[Figure contents as structured data]
━━━━━━━━━━

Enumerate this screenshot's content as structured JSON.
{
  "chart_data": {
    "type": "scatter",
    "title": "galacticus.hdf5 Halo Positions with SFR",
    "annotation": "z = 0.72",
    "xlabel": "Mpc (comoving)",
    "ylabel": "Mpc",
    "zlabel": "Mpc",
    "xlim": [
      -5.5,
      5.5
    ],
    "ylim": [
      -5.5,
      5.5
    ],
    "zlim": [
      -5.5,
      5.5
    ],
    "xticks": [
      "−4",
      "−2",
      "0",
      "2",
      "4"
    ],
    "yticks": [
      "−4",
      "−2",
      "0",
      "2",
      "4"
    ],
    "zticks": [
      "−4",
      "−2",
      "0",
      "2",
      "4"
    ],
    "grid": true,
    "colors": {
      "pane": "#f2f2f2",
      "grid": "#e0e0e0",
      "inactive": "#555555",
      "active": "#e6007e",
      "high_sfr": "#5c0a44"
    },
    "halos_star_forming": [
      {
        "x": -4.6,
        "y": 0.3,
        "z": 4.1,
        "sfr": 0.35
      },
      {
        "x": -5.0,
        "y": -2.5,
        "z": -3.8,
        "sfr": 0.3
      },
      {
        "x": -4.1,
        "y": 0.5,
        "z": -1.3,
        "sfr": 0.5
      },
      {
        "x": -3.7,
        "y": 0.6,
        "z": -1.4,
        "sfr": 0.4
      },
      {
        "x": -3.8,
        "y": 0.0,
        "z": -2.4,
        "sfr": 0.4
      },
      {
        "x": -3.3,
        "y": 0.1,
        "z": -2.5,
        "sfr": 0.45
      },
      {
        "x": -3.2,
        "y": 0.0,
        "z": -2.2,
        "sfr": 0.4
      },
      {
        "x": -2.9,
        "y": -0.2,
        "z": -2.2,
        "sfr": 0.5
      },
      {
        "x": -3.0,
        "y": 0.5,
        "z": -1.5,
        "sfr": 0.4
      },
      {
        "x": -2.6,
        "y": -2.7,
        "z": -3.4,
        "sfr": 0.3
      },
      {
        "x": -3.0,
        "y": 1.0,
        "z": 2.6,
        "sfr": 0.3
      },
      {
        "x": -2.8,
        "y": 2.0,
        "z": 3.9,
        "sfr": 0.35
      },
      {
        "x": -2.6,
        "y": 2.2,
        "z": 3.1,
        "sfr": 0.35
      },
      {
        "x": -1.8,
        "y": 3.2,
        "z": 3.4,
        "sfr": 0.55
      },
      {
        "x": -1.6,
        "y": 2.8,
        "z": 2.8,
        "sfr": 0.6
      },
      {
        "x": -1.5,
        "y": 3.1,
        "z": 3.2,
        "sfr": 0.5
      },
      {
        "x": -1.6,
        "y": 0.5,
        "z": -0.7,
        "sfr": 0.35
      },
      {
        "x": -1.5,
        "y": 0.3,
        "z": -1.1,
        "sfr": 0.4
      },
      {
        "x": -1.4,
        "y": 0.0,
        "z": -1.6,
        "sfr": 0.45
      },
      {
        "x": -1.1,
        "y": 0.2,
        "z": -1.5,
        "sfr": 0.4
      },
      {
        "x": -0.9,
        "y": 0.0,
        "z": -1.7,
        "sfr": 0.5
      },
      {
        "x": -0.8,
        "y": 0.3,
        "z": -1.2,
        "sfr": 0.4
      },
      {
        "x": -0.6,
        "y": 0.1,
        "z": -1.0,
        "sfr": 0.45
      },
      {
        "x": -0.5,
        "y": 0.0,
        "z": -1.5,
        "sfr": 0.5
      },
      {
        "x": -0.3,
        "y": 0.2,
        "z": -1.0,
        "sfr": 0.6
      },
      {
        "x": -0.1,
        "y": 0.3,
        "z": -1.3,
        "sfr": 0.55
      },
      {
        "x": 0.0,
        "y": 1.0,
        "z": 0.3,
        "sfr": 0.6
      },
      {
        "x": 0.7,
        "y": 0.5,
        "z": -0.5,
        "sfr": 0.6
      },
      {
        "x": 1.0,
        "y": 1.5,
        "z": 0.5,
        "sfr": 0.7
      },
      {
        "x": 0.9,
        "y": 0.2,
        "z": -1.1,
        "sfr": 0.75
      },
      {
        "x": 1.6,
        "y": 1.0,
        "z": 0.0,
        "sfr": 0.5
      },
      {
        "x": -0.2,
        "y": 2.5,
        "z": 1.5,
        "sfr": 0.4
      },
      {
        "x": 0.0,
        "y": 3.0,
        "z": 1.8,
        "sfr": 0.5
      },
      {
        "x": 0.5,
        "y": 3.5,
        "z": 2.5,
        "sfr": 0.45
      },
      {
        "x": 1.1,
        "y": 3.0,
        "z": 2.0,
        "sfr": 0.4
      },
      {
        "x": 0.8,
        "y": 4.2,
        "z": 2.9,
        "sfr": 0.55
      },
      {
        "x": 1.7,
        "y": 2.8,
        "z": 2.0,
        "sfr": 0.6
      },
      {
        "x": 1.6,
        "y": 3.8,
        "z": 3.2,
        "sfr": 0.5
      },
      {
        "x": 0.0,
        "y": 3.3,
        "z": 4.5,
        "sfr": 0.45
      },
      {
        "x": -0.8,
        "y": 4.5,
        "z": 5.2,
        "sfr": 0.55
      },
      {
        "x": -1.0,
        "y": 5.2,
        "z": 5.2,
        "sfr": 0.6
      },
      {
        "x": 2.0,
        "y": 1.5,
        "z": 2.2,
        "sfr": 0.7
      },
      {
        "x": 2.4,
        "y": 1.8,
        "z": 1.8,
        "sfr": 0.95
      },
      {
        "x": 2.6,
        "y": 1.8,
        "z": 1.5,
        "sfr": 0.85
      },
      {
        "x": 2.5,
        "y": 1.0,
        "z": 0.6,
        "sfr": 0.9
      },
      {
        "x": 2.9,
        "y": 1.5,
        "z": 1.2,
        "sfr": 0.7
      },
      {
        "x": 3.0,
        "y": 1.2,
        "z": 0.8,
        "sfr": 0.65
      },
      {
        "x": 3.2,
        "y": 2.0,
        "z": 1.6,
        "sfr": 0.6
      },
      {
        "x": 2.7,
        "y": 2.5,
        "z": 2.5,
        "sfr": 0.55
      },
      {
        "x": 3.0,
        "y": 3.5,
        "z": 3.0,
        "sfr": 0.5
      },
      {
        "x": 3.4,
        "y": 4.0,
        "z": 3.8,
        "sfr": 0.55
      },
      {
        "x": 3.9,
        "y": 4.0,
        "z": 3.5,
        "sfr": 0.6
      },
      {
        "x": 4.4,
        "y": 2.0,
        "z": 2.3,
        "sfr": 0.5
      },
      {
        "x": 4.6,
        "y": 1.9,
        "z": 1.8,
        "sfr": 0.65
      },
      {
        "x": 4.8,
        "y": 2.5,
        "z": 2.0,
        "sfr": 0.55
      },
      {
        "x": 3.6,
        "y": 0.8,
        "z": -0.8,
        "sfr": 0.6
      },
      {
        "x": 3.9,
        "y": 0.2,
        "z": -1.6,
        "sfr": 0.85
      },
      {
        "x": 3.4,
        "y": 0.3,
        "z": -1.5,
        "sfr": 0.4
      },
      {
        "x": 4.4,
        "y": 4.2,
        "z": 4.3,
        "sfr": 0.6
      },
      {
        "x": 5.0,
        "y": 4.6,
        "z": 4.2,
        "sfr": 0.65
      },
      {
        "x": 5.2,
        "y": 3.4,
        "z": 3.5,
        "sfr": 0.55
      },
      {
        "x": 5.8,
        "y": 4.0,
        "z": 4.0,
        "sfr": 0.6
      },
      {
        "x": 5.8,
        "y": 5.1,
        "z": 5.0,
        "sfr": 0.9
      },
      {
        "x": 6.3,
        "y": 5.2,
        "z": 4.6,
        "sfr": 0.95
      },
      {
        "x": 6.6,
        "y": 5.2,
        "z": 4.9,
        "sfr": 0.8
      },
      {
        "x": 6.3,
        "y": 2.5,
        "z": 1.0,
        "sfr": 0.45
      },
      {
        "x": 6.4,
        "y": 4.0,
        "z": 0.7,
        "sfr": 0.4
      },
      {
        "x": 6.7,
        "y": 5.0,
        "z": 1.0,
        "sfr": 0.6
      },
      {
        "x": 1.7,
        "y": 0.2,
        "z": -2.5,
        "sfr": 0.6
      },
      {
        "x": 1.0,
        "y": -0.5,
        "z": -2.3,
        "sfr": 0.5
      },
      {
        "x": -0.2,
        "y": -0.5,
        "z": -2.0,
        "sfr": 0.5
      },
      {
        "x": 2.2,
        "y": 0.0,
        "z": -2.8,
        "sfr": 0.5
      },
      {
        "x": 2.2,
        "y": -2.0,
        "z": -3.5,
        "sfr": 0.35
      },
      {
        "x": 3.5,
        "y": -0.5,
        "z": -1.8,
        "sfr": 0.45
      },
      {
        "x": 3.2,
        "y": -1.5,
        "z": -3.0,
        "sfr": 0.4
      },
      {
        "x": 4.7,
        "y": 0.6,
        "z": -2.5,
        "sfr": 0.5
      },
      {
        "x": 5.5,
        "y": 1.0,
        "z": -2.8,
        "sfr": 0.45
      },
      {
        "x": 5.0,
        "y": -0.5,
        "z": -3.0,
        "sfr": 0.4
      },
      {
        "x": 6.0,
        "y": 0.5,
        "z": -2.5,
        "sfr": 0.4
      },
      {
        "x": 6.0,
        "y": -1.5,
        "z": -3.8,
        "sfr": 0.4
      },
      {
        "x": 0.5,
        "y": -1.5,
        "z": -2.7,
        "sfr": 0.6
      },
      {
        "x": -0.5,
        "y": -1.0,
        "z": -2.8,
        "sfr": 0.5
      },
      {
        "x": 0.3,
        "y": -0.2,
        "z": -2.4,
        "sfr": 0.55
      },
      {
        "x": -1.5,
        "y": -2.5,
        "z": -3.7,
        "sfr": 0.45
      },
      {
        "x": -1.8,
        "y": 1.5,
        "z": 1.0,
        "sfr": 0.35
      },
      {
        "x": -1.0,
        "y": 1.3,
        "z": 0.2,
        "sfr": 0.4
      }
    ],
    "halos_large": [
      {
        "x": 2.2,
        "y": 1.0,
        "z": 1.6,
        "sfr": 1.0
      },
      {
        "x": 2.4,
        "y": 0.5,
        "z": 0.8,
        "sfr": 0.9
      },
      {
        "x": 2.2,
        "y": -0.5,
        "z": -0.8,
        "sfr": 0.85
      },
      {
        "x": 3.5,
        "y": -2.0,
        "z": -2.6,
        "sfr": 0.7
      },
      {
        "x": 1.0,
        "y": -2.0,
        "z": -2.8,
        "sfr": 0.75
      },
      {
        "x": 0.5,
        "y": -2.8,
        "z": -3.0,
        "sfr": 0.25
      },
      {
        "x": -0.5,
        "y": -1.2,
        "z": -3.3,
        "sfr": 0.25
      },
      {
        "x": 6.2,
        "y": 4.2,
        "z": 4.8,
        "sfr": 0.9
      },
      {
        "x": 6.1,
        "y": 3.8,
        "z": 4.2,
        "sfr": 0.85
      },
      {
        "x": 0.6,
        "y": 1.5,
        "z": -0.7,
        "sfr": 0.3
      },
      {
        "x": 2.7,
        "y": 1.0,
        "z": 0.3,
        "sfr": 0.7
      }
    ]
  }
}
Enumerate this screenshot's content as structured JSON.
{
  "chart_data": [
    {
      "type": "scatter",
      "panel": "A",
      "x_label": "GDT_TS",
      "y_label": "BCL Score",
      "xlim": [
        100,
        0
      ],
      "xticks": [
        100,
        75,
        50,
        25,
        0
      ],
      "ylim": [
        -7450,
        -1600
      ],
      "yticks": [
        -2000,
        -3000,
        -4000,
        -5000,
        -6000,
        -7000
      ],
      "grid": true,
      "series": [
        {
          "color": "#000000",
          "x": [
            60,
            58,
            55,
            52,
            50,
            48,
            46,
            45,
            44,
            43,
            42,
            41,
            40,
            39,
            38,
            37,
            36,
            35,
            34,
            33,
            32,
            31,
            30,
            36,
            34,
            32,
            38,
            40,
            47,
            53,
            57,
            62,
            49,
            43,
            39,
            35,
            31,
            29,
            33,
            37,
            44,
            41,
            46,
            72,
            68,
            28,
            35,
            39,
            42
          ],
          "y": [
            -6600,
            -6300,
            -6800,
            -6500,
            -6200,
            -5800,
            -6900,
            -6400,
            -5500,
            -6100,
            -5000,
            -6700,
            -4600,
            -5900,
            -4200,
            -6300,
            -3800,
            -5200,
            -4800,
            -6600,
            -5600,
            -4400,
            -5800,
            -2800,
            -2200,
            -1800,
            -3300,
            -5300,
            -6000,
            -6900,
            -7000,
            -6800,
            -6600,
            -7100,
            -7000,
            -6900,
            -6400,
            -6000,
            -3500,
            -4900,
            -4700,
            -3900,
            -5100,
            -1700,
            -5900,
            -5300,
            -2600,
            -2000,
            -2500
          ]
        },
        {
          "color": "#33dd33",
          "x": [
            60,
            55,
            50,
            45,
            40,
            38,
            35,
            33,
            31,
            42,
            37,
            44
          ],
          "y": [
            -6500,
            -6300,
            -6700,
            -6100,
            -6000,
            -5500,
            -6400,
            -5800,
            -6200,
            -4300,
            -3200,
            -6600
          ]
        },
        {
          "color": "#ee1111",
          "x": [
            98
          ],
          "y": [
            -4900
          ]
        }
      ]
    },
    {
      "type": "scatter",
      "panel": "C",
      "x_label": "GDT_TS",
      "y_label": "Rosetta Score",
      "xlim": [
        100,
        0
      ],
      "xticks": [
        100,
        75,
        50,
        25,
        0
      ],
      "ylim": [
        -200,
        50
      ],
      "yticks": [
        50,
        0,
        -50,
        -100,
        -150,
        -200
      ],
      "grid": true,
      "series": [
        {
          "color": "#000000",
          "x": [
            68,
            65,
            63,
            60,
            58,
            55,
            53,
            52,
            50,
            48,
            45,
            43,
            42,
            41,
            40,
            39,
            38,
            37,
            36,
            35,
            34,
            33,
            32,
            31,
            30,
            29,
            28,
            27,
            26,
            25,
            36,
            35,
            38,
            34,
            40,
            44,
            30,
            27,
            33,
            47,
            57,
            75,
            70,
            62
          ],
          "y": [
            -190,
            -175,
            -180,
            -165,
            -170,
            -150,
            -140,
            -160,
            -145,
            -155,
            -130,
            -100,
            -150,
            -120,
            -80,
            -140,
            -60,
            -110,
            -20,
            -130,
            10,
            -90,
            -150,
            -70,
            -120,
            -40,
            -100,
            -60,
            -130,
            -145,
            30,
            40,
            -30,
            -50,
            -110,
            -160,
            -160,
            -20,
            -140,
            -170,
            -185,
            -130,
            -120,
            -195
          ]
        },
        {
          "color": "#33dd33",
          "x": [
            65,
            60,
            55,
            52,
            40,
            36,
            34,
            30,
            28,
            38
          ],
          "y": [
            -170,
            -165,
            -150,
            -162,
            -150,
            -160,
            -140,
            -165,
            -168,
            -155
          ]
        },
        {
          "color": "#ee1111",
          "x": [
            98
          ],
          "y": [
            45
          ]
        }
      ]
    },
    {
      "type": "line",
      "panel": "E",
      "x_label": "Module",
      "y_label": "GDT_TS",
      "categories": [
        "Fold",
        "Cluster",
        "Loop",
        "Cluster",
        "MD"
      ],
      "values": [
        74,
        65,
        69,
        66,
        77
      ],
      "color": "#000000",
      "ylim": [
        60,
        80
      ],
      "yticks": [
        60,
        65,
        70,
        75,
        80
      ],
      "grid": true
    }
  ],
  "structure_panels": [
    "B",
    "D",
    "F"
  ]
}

━━━━━━━━━━

Written instruction: From the listing above, pick out each line where the word "Score" appears.

Output below:
      "y_label": "BCL Score",
      "y_label": "Rosetta Score",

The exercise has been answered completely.